### [MATERIAL FOR THIS EXERCISE]
══════════
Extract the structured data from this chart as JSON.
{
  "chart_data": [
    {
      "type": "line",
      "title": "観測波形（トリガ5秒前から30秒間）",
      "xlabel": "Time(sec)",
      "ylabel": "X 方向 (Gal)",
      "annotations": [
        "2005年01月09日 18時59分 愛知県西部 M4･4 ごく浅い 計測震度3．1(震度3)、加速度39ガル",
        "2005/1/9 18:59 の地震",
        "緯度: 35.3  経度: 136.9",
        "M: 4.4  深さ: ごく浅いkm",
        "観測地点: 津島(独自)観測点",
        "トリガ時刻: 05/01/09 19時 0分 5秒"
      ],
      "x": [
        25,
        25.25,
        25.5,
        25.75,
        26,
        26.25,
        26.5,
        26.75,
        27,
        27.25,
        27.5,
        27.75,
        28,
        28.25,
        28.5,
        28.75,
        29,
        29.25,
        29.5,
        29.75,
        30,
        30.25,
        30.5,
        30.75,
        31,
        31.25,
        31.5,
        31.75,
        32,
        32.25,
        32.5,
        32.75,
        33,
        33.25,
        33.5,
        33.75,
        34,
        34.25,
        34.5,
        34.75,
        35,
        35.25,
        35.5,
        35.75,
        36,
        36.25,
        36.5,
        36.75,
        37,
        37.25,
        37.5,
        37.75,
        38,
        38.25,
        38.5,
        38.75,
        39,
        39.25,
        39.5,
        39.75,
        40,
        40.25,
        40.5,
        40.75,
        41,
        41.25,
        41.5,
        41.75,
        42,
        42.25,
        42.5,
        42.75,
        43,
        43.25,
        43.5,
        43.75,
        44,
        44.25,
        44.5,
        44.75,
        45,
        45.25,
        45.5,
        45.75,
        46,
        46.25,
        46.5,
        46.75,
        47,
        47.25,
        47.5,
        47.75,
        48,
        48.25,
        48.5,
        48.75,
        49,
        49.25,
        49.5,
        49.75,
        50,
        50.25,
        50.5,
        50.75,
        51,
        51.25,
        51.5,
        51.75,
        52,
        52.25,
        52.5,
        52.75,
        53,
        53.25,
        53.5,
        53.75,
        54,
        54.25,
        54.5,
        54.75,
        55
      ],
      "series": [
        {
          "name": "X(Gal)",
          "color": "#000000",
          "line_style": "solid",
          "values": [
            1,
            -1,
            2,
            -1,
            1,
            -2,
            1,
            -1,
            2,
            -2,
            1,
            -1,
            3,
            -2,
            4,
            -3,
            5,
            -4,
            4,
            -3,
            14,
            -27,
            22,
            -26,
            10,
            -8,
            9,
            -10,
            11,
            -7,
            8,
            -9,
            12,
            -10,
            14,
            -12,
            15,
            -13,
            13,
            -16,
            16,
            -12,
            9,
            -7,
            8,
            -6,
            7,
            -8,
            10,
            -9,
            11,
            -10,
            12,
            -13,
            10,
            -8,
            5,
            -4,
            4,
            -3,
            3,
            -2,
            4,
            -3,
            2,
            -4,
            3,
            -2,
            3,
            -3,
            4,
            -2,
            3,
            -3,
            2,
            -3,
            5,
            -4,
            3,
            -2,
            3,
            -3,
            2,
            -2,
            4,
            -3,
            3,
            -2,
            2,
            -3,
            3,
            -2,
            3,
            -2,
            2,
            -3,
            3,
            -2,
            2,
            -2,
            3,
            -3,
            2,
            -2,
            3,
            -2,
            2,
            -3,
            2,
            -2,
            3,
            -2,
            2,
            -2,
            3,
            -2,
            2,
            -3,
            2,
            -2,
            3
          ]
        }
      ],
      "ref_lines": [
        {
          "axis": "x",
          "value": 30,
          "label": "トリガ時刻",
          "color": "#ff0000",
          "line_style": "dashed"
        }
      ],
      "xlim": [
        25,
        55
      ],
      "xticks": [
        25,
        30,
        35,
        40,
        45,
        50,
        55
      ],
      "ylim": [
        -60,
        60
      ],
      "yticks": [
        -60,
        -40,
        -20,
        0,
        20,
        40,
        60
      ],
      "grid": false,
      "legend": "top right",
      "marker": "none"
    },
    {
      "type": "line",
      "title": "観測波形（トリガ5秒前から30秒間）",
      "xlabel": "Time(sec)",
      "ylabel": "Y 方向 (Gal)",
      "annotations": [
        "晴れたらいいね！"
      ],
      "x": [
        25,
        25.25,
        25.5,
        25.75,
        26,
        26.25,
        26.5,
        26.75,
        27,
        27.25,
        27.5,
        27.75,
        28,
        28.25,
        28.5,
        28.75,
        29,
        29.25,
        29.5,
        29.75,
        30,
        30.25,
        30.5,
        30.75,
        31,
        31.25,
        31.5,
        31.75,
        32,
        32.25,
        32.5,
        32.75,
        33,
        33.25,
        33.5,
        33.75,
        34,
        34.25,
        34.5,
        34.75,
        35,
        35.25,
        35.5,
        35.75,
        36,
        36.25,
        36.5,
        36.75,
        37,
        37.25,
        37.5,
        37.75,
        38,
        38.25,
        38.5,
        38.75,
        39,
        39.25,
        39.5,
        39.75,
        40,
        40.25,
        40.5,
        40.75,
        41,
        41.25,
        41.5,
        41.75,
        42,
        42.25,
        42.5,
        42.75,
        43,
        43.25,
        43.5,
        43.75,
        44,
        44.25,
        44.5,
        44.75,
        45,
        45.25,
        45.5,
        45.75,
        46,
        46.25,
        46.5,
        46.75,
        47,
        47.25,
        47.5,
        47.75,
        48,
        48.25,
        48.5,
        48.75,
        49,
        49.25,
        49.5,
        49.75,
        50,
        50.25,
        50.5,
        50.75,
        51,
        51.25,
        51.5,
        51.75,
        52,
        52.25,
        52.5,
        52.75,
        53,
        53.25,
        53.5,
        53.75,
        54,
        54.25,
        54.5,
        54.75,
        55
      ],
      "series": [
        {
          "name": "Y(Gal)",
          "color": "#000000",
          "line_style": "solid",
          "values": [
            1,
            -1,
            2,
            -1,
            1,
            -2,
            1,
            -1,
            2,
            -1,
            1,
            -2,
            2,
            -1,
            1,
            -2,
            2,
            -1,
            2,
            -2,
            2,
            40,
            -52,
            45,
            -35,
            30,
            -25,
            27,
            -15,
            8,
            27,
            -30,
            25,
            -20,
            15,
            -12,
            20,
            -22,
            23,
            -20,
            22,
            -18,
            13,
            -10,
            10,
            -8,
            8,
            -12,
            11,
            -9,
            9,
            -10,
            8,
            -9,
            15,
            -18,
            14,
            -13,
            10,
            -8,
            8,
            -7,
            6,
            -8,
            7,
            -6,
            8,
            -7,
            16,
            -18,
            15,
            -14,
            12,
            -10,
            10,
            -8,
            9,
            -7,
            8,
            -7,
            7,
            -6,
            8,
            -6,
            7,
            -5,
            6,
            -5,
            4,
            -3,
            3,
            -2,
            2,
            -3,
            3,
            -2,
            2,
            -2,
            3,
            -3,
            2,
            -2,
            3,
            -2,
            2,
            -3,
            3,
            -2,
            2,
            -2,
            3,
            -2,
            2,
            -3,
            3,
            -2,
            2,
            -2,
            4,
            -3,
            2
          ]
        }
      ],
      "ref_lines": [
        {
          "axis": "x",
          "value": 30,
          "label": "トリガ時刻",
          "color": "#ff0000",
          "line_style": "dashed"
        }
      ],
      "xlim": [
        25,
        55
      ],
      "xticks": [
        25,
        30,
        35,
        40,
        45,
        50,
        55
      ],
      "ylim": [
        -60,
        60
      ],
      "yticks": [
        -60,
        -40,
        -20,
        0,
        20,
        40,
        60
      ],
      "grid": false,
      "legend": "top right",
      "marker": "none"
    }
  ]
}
══════════
### [PROBLEM REQUIREMENTS]
Restate the listing in full, word for word.

### [FINISHED TASK]
Extract the structured data from this chart as JSON.
{
  "chart_data": [
    {
      "type": "line",
      "title": "観測波形（トリガ5秒前から30秒間）",
      "xlabel": "Time(sec)",
      "ylabel": "X 方向 (Gal)",
      "annotations": [
        "2005年01月09日 18時59分 愛知県西部 M4･4 ごく浅い 計測震度3．1(震度3)、加速度39ガル",
        "2005/1/9 18:59 の地震",
        "緯度: 35.3  経度: 136.9",
        "M: 4.4  深さ: ごく浅いkm",
        "観測地点: 津島(独自)観測点",
        "トリガ時刻: 05/01/09 19時 0分 5秒"
      ],
      "x": [
        25,
        25.25,
        25.5,
        25.75,
        26,
        26.25,
        26.5,
        26.75,
        27,
        27.25,
        27.5,
        27.75,
        28,
        28.25,
        28.5,
        28.75,
        29,
        29.25,
        29.5,
        29.75,
        30,
        30.25,
        30.5,
        30.75,
        31,
        31.25,
        31.5,
        31.75,
        32,
        32.25,
        32.5,
        32.75,
        33,
        33.25,
        33.5,
        33.75,
        34,
        34.25,
        34.5,
        34.75,
        35,
        35.25,
        35.5,
        35.75,
        36,
        36.25,
        36.5,
        36.75,
        37,
        37.25,
        37.5,
        37.75,
        38,
        38.25,
        38.5,
        38.75,
        39,
        39.25,
        39.5,
        39.75,
        40,
        40.25,
        40.5,
        40.75,
        41,
        41.25,
        41.5,
        41.75,
        42,
        42.25,
        42.5,
        42.75,
        43,
        43.25,
        43.5,
        43.75,
        44,
        44.25,
        44.5,
        44.75,
        45,
        45.25,
        45.5,
        45.75,
        46,
        46.25,
        46.5,
        46.75,
        47,
        47.25,
        47.5,
        47.75,
        48,
        48.25,
        48.5,
        48.75,
        49,
        49.25,
        49.5,
        49.75,
        50,
        50.25,
        50.5,
        50.75,
        51,
        51.25,
        51.5,
        51.75,
        52,
        52.25,
        52.5,
        52.75,
        53,
        53.25,
        53.5,
        53.75,
        54,
        54.25,
        54.5,
        54.75,
        55
      ],
      "series": [
        {
          "name": "X(Gal)",
          "color": "#000000",
          "line_style": "solid",
          "values": [
            1,
            -1,
            2,
            -1,
            1,
            -2,
            1,
            -1,
            2,
            -2,
            1,
            -1,
            3,
            -2,
            4,
            -3,
            5,
            -4,
            4,
            -3,
            14,
            -27,
            22,
            -26,
            10,
            -8,
            9,
            -10,
            11,
            -7,
            8,
            -9,
            12,
            -10,
            14,
            -12,
            15,
            -13,
            13,
            -16,
            16,
            -12,
            9,
            -7,
            8,
            -6,
            7,
            -8,
            10,
            -9,
            11,
            -10,
            12,
            -13,
            10,
            -8,
            5,
            -4,
            4,
            -3,
            3,
            -2,
            4,
            -3,
            2,
            -4,
            3,
            -2,
            3,
            -3,
            4,
            -2,
            3,
            -3,
            2,
            -3,
            5,
            -4,
            3,
            -2,
            3,
            -3,
            2,
            -2,
            4,
            -3,
            3,
            -2,
            2,
            -3,
            3,
            -2,
            3,
            -2,
            2,
            -3,
            3,
            -2,
            2,
            -2,
            3,
            -3,
            2,
            -2,
            3,
            -2,
            2,
            -3,
            2,
            -2,
            3,
            -2,
            2,
            -2,
            3,
            -2,
            2,
            -3,
            2,
            -2,
            3
          ]
        }
      ],
      "ref_lines": [
        {
          "axis": "x",
          "value": 30,
          "label": "トリガ時刻",
          "color": "#ff0000",
          "line_style": "dashed"
        }
      ],
      "xlim": [
        25,
        55
      ],
      "xticks": [
        25,
        30,
        35,
        40,
        45,
        50,
        55
      ],
      "ylim": [
        -60,
        60
      ],
      "yticks": [
        -60,
        -40,
        -20,
        0,
        20,
        40,
        60
      ],
      "grid": false,
      "legend": "top right",
      "marker": "none"
    },
    {
      "type": "line",
      "title": "観測波形（トリガ5秒前から30秒間）",
      "xlabel": "Time(sec)",
      "ylabel": "Y 方向 (Gal)",
      "annotations": [
        "晴れたらいいね！"
      ],
      "x": [
        25,
        25.25,
        25.5,
        25.75,
        26,
        26.25,
        26.5,
        26.75,
        27,
        27.25,
        27.5,
        27.75,
        28,
        28.25,
        28.5,
        28.75,
        29,
        29.25,
        29.5,
        29.75,
        30,
        30.25,
        30.5,
        30.75,
        31,
        31.25,
        31.5,
        31.75,
        32,
        32.25,
        32.5,
        32.75,
        33,
        33.25,
        33.5,
        33.75,
        34,
        34.25,
        34.5,
        34.75,
        35,
        35.25,
        35.5,
        35.75,
        36,
        36.25,
        36.5,
        36.75,
        37,
        37.25,
        37.5,
        37.75,
        38,
        38.25,
        38.5,
        38.75,
        39,
        39.25,
        39.5,
        39.75,
        40,
        40.25,
        40.5,
        40.75,
        41,
        41.25,
        41.5,
        41.75,
        42,
        42.25,
        42.5,
        42.75,
        43,
        43.25,
        43.5,
        43.75,
        44,
        44.25,
        44.5,
        44.75,
        45,
        45.25,
        45.5,
        45.75,
        46,
        46.25,
        46.5,
        46.75,
        47,
        47.25,
        47.5,
        47.75,
        48,
        48.25,
        48.5,
        48.75,
        49,
        49.25,
        49.5,
        49.75,
        50,
        50.25,
        50.5,
        50.75,
        51,
        51.25,
        51.5,
        51.75,
        52,
        52.25,
        52.5,
        52.75,
        53,
        53.25,
        53.5,
        53.75,
        54,
        54.25,
        54.5,
        54.75,
        55
      ],
      "series": [
        {
          "name": "Y(Gal)",
          "color": "#000000",
          "line_style": "solid",
          "values": [
            1,
            -1,
            2,
            -1,
            1,
            -2,
            1,
            -1,
            2,
            -1,
            1,
            -2,
            2,
            -1,
            1,
            -2,
            2,
            -1,
            2,
            -2,
            2,
            40,
            -52,
            45,
            -35,
            30,
            -25,
            27,
            -15,
            8,
            27,
            -30,
            25,
            -20,
            15,
            -12,
            20,
            -22,
            23,
            -20,
            22,
            -18,
            13,
            -10,
            10,
            -8,
            8,
            -12,
            11,
            -9,
            9,
            -10,
            8,
            -9,
            15,
            -18,
            14,
            -13,
            10,
            -8,
            8,
            -7,
            6,
            -8,
            7,
            -6,
            8,
            -7,
            16,
            -18,
            15,
            -14,
            12,
            -10,
            10,
            -8,
            9,
            -7,
            8,
            -7,
            7,
            -6,
            8,
            -6,
            7,
            -5,
            6,
            -5,
            4,
            -3,
            3,
            -2,
            2,
            -3,
            3,
            -2,
            2,
            -2,
            3,
            -3,
            2,
            -2,
            3,
            -2,
            2,
            -3,
            3,
            -2,
            2,
            -2,
            3,
            -2,
            2,
            -3,
            3,
            -2,
            2,
            -2,
            4,
            -3,
            2
          ]
        }
      ],
      "ref_lines": [
        {
          "axis": "x",
          "value": 30,
          "label": "トリガ時刻",
          "color": "#ff0000",
          "line_style": "dashed"
        }
      ],
      "xlim": [
        25,
        55
      ],
      "xticks": [
        25,
        30,
        35,
        40,
        45,
        50,
        55
      ],
      "ylim": [
        -60,
        60
      ],
      "yticks": [
        -60,
        -40,
        -20,
        0,
        20,
        40,
        60
      ],
      "grid": false,
      "legend": "top right",
      "marker": "none"
    }
  ]
}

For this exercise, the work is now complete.